-- Work required --
Look below. Copy each line that has "Indoor" in it.

-- Data for processing --
# # #

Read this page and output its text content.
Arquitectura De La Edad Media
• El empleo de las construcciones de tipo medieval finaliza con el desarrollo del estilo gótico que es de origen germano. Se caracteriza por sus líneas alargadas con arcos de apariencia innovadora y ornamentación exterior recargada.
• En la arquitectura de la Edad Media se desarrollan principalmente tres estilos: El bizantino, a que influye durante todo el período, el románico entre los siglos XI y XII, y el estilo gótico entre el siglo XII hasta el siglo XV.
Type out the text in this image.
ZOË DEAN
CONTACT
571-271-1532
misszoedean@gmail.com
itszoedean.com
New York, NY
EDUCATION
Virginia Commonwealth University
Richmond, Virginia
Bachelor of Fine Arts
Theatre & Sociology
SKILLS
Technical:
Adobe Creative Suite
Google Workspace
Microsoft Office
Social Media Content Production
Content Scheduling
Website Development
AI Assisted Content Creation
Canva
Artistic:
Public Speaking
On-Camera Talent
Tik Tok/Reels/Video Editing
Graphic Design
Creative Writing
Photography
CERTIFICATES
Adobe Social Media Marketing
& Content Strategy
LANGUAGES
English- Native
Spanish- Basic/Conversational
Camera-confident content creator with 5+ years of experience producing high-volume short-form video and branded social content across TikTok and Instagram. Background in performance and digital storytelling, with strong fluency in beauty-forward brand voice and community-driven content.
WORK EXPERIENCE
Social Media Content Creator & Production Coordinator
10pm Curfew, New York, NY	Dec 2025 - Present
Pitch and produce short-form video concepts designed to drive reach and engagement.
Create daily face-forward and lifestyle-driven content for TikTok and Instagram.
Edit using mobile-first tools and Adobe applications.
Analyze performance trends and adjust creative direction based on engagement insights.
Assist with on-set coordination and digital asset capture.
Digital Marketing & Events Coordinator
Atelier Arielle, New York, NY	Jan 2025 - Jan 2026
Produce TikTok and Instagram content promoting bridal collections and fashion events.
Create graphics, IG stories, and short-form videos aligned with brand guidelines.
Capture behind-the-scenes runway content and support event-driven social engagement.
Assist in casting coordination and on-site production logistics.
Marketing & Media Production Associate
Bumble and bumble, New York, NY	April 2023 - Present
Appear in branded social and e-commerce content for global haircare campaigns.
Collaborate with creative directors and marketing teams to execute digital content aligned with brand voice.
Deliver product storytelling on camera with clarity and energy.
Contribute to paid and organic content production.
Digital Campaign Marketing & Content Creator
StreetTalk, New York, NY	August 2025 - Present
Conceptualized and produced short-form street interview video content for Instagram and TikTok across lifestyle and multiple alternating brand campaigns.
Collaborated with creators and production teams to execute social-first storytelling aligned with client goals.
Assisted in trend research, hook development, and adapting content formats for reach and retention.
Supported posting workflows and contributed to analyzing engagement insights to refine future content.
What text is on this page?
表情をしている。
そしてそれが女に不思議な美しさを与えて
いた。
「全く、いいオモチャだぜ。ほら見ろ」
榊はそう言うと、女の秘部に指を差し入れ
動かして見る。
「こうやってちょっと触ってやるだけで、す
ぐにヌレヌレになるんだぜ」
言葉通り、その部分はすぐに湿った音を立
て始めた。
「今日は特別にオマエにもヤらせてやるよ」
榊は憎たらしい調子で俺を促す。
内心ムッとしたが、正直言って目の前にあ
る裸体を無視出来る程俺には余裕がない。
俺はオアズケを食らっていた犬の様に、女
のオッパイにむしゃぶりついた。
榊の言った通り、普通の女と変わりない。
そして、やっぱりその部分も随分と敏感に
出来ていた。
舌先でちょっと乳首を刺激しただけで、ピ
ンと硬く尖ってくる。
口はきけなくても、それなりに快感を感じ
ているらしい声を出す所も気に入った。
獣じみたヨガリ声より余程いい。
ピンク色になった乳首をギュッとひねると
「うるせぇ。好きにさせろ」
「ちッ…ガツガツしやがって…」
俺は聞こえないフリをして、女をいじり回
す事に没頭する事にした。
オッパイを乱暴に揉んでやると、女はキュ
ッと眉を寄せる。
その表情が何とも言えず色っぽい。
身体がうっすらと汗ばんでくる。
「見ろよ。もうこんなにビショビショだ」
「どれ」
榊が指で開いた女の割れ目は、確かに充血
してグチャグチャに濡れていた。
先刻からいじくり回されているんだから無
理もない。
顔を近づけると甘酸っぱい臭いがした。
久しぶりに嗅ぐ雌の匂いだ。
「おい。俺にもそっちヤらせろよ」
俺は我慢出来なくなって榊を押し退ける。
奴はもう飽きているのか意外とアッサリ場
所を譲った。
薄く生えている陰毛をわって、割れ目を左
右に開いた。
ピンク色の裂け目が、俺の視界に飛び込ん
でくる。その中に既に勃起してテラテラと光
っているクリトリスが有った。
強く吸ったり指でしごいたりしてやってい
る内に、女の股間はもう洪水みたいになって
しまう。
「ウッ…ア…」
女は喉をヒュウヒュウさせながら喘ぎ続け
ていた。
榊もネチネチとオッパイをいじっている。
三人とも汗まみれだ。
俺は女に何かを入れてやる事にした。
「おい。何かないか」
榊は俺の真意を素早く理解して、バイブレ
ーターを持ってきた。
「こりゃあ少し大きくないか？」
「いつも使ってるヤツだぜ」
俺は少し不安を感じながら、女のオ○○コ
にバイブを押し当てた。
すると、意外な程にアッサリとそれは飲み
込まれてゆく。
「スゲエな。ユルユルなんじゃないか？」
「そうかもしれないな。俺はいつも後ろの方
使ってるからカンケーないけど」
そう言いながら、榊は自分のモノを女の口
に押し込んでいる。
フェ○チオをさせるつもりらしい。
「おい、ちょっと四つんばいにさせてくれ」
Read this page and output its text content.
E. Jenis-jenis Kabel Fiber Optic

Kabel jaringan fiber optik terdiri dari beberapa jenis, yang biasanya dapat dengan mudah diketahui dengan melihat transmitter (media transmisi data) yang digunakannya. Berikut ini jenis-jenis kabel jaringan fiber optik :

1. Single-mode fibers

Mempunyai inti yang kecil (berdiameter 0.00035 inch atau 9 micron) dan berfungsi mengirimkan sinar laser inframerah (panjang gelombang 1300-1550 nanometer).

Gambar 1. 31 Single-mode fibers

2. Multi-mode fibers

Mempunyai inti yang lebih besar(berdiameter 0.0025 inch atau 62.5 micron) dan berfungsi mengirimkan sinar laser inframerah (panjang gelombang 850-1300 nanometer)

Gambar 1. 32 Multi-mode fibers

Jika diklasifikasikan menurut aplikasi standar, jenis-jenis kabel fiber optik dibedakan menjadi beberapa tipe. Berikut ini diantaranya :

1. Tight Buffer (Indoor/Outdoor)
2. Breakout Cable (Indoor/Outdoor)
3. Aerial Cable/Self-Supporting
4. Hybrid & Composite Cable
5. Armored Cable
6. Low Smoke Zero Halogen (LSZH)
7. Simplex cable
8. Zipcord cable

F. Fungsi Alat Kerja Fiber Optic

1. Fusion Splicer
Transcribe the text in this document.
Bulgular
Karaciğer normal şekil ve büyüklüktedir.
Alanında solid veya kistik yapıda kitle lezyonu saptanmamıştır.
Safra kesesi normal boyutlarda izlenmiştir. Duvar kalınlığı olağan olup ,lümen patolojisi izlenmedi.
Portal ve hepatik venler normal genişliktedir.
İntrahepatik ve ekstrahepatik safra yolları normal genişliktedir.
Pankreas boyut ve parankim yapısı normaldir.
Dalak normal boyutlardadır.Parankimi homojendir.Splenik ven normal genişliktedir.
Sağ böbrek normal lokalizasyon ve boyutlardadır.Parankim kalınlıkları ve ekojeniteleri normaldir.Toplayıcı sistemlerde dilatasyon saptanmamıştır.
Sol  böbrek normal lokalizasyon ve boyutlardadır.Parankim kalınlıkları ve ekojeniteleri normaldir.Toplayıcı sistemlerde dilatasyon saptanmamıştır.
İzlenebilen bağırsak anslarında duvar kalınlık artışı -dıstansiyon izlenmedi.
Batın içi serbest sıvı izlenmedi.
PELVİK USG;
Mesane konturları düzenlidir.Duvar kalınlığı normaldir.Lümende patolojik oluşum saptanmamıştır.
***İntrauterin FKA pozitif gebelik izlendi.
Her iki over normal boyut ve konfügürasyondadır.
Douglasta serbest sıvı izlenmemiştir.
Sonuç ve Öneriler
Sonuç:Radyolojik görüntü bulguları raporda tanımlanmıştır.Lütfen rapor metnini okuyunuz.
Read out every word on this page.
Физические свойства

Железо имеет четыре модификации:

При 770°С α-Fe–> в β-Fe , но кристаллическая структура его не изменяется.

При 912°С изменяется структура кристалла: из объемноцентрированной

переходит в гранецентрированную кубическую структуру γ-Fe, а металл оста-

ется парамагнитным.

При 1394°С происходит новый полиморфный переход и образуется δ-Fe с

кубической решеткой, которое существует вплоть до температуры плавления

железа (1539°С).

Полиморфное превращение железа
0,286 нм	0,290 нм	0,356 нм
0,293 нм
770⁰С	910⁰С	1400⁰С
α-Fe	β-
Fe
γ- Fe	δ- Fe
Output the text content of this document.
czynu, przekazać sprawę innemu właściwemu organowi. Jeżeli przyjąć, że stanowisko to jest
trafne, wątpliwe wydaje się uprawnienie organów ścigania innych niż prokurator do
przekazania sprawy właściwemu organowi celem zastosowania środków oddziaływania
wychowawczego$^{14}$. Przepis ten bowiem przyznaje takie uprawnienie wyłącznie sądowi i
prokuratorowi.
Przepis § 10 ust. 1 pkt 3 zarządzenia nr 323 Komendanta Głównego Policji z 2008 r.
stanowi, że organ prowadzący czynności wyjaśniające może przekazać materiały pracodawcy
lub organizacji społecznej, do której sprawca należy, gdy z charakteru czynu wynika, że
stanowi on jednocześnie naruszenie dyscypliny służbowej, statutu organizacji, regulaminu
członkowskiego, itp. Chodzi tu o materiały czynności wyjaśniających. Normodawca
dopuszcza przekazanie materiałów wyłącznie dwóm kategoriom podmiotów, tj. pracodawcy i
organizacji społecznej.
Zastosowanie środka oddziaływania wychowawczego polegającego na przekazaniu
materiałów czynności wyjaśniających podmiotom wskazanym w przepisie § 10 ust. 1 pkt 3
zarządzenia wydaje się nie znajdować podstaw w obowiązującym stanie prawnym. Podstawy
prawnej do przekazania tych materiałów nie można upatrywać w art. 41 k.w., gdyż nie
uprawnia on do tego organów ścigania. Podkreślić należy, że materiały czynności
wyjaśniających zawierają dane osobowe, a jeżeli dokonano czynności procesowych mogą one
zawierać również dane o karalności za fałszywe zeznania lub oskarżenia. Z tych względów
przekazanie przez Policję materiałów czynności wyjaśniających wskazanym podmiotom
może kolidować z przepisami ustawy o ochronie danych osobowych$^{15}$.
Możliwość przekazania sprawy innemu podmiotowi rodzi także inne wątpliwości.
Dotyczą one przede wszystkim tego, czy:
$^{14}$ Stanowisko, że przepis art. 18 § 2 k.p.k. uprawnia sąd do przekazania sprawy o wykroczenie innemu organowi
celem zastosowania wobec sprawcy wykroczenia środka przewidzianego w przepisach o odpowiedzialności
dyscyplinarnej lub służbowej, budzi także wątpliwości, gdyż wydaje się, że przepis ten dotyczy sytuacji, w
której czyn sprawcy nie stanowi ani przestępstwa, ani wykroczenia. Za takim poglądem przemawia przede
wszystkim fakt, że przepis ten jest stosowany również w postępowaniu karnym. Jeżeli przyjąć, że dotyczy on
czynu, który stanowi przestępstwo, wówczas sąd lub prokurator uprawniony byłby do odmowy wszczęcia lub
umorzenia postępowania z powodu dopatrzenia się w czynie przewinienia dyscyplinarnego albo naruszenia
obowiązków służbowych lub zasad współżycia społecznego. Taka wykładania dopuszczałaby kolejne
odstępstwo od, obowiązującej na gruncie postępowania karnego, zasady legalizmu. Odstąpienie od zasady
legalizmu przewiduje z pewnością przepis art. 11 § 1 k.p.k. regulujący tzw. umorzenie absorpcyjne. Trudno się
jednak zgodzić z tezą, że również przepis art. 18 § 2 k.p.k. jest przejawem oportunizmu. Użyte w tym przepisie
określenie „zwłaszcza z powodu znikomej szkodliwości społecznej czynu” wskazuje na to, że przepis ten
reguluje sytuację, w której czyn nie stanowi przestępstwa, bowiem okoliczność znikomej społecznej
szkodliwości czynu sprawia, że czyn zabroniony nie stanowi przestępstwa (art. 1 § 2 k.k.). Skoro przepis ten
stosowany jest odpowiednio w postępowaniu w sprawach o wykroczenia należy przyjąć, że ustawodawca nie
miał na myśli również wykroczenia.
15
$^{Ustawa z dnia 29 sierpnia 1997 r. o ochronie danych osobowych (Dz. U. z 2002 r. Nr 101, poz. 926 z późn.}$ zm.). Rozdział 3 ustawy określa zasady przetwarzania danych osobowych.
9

# # #

-- Task response --
1. Tight Buffer (Indoor/Outdoor)
2. Breakout Cable (Indoor/Outdoor)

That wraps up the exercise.